#### [Required task]
Copy out the lines that include the word "Sabah".

BEGIN Stored data

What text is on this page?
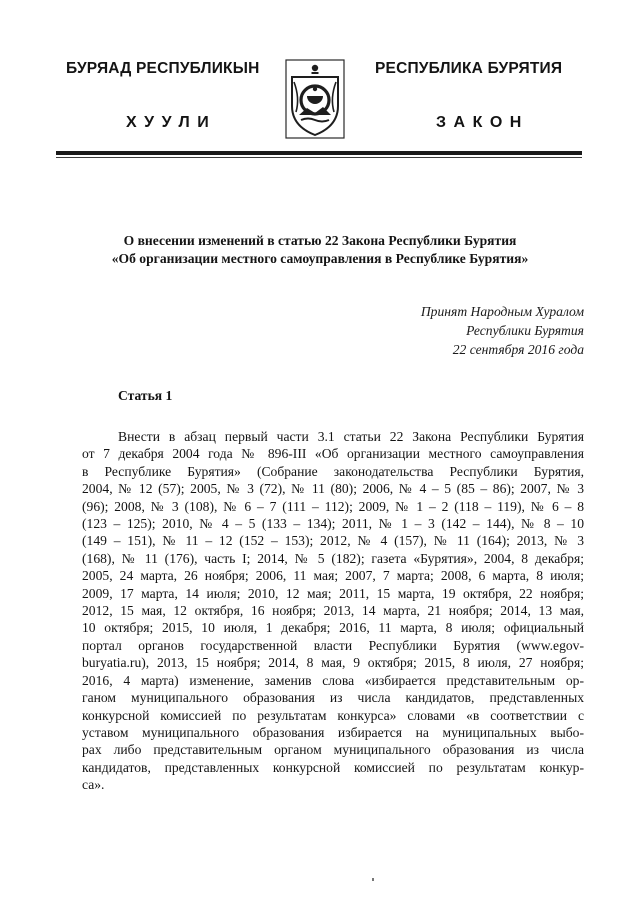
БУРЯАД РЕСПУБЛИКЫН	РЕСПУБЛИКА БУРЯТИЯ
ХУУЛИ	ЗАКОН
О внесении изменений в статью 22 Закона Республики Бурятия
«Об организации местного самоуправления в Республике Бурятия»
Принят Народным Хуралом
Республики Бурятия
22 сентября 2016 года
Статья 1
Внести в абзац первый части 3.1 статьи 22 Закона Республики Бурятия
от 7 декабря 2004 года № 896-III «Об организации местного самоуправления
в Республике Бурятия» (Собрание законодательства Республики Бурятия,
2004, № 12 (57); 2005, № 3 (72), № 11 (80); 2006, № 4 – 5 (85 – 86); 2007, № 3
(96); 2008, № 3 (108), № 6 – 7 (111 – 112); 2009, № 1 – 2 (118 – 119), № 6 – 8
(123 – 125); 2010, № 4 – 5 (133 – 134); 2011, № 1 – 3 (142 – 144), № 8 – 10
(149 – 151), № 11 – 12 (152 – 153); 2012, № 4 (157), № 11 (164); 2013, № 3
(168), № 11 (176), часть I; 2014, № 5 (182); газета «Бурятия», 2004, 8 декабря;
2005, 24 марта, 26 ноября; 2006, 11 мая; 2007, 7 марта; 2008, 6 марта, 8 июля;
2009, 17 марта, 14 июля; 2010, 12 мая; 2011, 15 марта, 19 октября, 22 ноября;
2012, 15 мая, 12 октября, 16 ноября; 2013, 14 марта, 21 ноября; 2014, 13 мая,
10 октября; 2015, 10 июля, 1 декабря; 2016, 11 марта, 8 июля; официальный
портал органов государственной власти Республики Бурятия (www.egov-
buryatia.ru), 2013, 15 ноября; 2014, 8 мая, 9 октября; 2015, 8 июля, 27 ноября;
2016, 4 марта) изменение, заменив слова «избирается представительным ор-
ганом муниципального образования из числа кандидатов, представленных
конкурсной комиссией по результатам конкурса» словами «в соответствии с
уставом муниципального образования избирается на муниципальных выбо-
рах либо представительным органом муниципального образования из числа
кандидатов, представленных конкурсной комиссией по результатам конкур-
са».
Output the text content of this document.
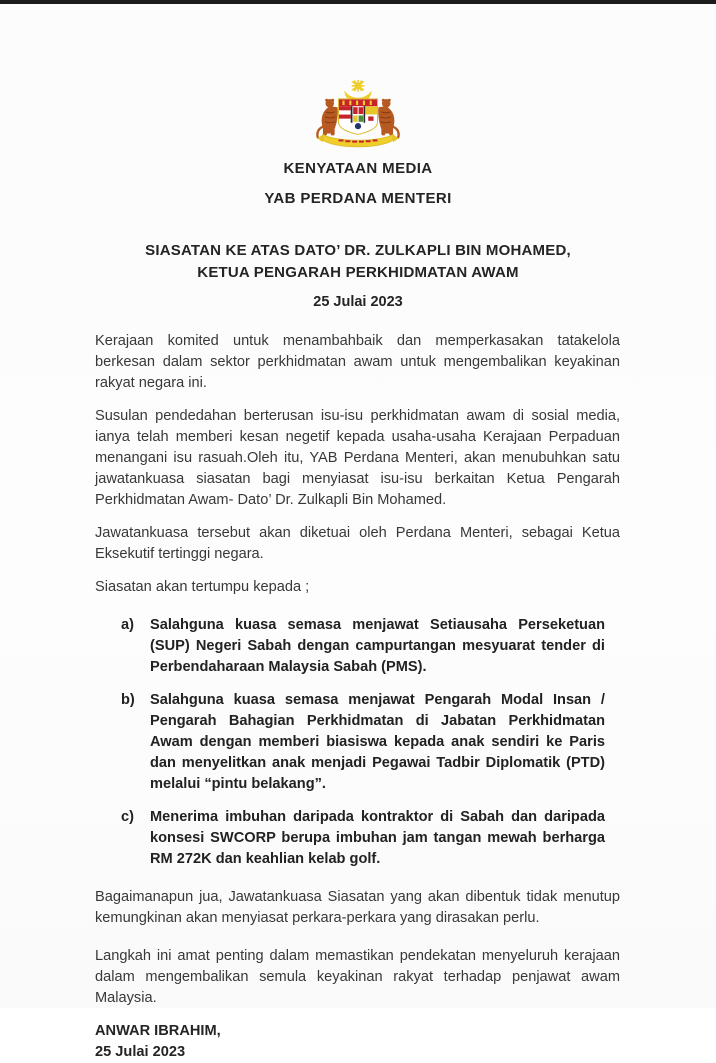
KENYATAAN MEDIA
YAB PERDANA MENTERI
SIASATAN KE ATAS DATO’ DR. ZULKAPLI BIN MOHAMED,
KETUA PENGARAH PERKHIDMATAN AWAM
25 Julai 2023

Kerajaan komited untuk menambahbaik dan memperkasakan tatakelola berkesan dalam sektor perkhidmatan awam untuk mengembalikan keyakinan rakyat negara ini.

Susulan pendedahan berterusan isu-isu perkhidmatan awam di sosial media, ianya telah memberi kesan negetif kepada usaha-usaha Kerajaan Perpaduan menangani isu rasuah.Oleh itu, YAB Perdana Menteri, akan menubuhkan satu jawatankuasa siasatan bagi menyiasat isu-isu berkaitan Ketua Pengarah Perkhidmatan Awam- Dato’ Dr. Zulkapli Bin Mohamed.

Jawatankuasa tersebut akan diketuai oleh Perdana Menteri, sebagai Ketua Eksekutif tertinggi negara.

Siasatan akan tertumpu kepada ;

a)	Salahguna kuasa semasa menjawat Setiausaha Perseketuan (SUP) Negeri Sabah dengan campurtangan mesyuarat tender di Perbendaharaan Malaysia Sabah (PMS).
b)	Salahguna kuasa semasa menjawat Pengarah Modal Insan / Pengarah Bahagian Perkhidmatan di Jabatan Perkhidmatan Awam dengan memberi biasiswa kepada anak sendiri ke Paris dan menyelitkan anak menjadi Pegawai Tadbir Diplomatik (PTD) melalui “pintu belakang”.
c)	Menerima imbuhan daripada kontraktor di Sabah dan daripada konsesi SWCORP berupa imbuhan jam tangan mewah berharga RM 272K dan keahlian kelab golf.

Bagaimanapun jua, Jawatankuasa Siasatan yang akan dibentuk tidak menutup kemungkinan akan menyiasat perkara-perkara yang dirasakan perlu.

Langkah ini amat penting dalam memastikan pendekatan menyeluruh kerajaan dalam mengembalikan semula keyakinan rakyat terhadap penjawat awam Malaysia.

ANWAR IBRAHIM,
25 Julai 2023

END Stored data
BEGIN Stored data

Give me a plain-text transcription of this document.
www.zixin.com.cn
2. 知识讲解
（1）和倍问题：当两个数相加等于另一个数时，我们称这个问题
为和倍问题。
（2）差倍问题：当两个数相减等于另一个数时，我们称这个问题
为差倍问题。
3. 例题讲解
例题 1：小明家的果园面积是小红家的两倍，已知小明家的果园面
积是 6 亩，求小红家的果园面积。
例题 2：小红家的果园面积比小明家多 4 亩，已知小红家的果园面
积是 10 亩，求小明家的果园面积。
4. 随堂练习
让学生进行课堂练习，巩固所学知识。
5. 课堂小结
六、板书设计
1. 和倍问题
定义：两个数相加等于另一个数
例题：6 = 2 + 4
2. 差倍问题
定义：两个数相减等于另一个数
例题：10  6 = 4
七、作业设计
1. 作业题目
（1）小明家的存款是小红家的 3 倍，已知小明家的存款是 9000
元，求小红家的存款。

END Stored data

#### [Response to this exercise]
a)	Salahguna kuasa semasa menjawat Setiausaha Perseketuan (SUP) Negeri Sabah dengan campurtangan mesyuarat tender di Perbendaharaan Malaysia Sabah (PMS).
c)	Menerima imbuhan daripada kontraktor di Sabah dan daripada konsesi SWCORP berupa imbuhan jam tangan mewah berharga RM 272K dan keahlian kelab golf.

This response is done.